Records from a data source
** begin **
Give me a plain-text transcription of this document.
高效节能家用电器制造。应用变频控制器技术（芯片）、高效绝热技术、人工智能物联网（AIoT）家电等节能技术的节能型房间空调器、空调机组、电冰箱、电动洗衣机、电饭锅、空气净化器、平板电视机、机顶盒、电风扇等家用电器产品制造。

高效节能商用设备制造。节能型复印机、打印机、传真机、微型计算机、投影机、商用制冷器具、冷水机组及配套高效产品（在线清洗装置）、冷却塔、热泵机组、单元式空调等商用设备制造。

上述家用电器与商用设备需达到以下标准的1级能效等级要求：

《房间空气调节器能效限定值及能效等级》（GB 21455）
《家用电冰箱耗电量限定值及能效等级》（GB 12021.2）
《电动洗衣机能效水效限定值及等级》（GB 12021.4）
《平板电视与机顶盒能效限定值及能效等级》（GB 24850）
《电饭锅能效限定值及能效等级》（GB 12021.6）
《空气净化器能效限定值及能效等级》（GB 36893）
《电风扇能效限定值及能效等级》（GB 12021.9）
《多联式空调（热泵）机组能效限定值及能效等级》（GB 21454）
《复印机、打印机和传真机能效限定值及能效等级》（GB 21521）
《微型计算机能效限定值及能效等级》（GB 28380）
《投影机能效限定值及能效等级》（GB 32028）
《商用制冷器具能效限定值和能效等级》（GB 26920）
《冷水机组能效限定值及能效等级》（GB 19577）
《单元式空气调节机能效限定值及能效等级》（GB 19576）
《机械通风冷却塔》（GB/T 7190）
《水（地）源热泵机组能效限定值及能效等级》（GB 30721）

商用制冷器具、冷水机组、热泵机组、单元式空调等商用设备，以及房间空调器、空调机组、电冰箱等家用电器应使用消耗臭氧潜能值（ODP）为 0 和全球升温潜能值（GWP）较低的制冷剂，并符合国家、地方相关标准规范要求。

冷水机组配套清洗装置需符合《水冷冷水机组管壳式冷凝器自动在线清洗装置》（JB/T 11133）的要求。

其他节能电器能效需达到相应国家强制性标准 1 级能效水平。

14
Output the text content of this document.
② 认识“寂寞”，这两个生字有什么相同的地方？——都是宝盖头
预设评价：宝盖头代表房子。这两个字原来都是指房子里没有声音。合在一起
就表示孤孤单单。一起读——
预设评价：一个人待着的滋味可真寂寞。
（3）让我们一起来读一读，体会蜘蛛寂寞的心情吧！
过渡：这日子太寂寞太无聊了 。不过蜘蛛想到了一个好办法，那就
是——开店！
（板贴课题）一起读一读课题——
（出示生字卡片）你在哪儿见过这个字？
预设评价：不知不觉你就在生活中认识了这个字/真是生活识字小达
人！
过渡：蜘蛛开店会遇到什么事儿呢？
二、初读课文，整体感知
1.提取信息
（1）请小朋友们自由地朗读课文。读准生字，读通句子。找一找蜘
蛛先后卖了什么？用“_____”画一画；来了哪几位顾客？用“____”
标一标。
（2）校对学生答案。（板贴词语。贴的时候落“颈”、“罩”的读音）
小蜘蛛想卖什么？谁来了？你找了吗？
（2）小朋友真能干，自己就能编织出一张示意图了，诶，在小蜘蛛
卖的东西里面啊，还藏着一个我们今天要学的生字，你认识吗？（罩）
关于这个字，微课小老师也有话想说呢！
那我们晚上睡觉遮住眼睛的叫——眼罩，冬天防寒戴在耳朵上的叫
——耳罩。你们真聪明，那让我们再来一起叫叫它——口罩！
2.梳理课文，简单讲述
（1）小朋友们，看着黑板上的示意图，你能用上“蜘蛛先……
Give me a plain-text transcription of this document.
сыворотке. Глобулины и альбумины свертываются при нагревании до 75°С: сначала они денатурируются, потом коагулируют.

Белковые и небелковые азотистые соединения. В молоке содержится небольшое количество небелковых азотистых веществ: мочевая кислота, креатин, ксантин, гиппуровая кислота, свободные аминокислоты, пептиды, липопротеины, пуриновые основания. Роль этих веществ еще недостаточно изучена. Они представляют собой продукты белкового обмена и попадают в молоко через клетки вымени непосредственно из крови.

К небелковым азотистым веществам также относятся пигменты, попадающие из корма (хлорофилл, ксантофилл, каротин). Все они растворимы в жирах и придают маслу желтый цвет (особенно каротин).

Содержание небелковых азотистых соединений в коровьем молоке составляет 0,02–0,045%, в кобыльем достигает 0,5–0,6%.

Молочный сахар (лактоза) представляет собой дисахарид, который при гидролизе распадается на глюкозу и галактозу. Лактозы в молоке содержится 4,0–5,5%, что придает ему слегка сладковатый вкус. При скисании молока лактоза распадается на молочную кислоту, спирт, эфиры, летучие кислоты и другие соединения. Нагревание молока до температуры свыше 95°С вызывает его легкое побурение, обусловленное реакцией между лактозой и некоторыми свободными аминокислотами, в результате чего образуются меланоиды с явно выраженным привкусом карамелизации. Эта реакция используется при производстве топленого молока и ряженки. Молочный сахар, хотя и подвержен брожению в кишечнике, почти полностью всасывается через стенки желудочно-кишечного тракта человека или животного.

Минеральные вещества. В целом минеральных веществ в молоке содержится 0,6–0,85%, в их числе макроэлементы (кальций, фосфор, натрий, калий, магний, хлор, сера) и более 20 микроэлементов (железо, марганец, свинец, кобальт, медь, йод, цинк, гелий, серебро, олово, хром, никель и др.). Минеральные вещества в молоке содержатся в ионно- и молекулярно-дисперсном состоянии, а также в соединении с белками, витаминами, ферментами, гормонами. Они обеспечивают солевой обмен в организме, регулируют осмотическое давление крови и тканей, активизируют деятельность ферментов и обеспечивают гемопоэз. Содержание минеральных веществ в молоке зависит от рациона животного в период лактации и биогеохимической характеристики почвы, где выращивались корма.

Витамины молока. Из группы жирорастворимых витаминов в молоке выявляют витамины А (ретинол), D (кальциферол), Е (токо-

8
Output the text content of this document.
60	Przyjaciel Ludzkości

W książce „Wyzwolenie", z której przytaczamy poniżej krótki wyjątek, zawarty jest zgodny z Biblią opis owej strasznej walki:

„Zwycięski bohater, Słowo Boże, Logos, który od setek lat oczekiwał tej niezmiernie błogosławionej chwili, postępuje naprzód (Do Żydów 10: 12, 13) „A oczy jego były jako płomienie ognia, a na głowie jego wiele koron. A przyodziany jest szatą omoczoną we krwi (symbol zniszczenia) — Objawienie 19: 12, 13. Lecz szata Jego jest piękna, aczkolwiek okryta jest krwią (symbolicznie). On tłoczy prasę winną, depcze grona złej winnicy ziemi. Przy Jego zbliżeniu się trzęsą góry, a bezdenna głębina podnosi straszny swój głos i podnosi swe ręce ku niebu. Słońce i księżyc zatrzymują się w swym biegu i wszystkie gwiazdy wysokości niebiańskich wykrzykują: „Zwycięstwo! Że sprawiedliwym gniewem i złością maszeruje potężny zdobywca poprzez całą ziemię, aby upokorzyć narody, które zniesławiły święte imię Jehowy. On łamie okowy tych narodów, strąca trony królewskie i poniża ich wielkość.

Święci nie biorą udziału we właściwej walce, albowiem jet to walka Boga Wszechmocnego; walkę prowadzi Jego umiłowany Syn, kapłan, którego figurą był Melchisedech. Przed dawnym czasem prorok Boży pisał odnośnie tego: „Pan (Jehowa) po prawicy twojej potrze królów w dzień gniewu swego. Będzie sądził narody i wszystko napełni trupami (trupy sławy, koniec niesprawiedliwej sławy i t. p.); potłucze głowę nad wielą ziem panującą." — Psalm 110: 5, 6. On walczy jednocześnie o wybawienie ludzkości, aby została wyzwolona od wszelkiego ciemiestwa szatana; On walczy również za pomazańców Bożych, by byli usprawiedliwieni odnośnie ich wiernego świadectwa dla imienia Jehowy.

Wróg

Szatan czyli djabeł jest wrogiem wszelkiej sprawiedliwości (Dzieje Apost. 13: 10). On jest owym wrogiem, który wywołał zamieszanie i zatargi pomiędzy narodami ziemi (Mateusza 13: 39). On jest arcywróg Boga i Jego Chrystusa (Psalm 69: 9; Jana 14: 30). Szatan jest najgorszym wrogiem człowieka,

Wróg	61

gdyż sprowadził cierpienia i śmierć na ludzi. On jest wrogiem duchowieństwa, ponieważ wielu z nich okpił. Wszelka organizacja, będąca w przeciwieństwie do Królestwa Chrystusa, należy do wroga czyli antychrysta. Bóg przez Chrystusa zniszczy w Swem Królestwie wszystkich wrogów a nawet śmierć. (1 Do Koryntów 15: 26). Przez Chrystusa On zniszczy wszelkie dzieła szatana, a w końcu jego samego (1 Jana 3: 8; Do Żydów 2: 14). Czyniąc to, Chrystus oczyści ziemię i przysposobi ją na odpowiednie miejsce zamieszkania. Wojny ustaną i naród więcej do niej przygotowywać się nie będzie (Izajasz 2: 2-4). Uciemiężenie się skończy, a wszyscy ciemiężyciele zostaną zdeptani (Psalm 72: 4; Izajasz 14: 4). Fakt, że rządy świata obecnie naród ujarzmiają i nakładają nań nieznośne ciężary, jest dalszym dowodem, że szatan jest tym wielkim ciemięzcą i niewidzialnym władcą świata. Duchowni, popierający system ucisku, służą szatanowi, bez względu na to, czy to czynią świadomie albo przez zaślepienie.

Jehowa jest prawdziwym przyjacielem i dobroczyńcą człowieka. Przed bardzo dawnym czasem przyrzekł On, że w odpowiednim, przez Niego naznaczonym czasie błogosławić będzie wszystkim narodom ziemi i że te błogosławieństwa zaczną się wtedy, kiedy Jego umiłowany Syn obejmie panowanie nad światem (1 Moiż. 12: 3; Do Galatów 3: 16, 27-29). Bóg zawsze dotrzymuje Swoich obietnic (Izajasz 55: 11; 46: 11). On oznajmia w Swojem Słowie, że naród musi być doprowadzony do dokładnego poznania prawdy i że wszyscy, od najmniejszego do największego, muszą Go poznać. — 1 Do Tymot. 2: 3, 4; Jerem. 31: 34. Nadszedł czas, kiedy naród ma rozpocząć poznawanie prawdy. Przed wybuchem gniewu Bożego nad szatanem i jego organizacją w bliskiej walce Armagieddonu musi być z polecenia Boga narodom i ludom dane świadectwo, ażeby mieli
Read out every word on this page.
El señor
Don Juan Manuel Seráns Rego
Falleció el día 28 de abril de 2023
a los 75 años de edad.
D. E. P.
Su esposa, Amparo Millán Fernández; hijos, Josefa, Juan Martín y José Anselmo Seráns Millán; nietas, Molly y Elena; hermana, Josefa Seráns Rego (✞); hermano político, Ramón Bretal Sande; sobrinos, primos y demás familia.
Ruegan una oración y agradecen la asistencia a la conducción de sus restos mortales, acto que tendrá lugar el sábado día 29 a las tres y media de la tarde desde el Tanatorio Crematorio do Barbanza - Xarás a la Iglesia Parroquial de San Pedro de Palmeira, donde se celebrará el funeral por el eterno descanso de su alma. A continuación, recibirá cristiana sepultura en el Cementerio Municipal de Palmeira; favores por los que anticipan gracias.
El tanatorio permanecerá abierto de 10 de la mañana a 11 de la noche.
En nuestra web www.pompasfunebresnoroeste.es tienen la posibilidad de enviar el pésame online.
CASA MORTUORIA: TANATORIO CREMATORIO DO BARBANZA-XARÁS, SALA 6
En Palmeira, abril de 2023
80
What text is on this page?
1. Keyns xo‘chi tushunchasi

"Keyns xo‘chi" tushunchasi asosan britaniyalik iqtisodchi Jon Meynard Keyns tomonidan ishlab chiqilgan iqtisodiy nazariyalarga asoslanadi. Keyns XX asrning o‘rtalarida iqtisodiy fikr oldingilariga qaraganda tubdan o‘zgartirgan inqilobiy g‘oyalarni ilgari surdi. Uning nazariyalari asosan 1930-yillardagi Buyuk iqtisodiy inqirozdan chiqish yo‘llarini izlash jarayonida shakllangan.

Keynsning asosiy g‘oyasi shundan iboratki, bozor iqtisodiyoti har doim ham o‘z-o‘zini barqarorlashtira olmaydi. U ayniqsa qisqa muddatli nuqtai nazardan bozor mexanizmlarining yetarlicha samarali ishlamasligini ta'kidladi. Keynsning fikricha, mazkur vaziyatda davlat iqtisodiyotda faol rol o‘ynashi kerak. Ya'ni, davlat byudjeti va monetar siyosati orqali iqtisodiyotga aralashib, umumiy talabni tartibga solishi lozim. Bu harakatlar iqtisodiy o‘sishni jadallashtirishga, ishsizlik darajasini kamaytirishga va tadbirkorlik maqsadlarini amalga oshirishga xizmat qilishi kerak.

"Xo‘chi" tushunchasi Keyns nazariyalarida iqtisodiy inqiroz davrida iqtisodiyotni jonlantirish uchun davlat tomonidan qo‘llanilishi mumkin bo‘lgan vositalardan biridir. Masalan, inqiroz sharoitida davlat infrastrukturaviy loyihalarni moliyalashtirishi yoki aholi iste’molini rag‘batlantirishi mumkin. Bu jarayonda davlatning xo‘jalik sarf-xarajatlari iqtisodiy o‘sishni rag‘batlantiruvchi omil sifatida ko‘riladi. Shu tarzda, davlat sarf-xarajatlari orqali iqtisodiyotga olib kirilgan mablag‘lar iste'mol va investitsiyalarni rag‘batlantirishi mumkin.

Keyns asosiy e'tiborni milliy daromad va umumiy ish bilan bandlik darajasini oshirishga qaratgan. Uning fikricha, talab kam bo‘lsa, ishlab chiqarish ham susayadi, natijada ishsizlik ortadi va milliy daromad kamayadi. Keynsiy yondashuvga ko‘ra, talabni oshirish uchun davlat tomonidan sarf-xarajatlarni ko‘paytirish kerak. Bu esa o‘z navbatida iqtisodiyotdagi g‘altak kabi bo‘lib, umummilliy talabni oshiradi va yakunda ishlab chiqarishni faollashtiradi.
** end **
Copy all lines from the material that include "预设评价".

预设评价：宝盖头代表房子。这两个字原来都是指房子里没有声音。合在一起
预设评价：一个人待着的滋味可真寂寞。
预设评价：不知不觉你就在生活中认识了这个字/真是生活识字小达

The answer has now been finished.